• Goal of the exercise: Print the listing that follows, character for character.

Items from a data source

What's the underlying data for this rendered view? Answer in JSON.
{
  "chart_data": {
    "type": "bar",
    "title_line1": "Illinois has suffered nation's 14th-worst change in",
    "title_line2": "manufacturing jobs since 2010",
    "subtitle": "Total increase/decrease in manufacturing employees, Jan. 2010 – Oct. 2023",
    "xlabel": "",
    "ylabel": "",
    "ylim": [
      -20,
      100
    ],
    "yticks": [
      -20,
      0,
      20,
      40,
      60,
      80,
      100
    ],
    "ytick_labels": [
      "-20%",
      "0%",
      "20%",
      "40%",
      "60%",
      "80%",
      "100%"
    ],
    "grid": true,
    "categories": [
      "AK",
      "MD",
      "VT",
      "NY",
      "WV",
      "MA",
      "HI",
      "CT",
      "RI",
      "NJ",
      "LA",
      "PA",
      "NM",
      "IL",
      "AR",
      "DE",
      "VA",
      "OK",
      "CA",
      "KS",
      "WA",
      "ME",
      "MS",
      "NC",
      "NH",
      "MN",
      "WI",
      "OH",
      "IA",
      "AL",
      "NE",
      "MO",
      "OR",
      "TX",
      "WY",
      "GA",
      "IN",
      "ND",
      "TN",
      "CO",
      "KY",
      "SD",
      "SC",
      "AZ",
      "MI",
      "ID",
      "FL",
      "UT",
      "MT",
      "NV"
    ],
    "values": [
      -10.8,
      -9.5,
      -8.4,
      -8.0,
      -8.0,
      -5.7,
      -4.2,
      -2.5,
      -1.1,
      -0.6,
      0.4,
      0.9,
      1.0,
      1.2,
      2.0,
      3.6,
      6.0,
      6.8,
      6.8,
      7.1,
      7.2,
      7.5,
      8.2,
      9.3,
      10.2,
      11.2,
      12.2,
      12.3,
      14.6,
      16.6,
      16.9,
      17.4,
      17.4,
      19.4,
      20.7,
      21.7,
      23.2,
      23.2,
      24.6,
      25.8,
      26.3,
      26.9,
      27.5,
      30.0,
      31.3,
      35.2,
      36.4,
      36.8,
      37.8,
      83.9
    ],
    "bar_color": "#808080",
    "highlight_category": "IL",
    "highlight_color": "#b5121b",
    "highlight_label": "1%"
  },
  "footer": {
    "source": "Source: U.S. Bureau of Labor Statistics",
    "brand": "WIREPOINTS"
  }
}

• Result of the task:
What's the underlying data for this rendered view? Answer in JSON.
{
  "chart_data": {
    "type": "bar",
    "title_line1": "Illinois has suffered nation's 14th-worst change in",
    "title_line2": "manufacturing jobs since 2010",
    "subtitle": "Total increase/decrease in manufacturing employees, Jan. 2010 – Oct. 2023",
    "xlabel": "",
    "ylabel": "",
    "ylim": [
      -20,
      100
    ],
    "yticks": [
      -20,
      0,
      20,
      40,
      60,
      80,
      100
    ],
    "ytick_labels": [
      "-20%",
      "0%",
      "20%",
      "40%",
      "60%",
      "80%",
      "100%"
    ],
    "grid": true,
    "categories": [
      "AK",
      "MD",
      "VT",
      "NY",
      "WV",
      "MA",
      "HI",
      "CT",
      "RI",
      "NJ",
      "LA",
      "PA",
      "NM",
      "IL",
      "AR",
      "DE",
      "VA",
      "OK",
      "CA",
      "KS",
      "WA",
      "ME",
      "MS",
      "NC",
      "NH",
      "MN",
      "WI",
      "OH",
      "IA",
      "AL",
      "NE",
      "MO",
      "OR",
      "TX",
      "WY",
      "GA",
      "IN",
      "ND",
      "TN",
      "CO",
      "KY",
      "SD",
      "SC",
      "AZ",
      "MI",
      "ID",
      "FL",
      "UT",
      "MT",
      "NV"
    ],
    "values": [
      -10.8,
      -9.5,
      -8.4,
      -8.0,
      -8.0,
      -5.7,
      -4.2,
      -2.5,
      -1.1,
      -0.6,
      0.4,
      0.9,
      1.0,
      1.2,
      2.0,
      3.6,
      6.0,
      6.8,
      6.8,
      7.1,
      7.2,
      7.5,
      8.2,
      9.3,
      10.2,
      11.2,
      12.2,
      12.3,
      14.6,
      16.6,
      16.9,
      17.4,
      17.4,
      19.4,
      20.7,
      21.7,
      23.2,
      23.2,
      24.6,
      25.8,
      26.3,
      26.9,
      27.5,
      30.0,
      31.3,
      35.2,
      36.4,
      36.8,
      37.8,
      83.9
    ],
    "bar_color": "#808080",
    "highlight_category": "IL",
    "highlight_color": "#b5121b",
    "highlight_label": "1%"
  },
  "footer": {
    "source": "Source: U.S. Bureau of Labor Statistics",
    "brand": "WIREPOINTS"
  }
}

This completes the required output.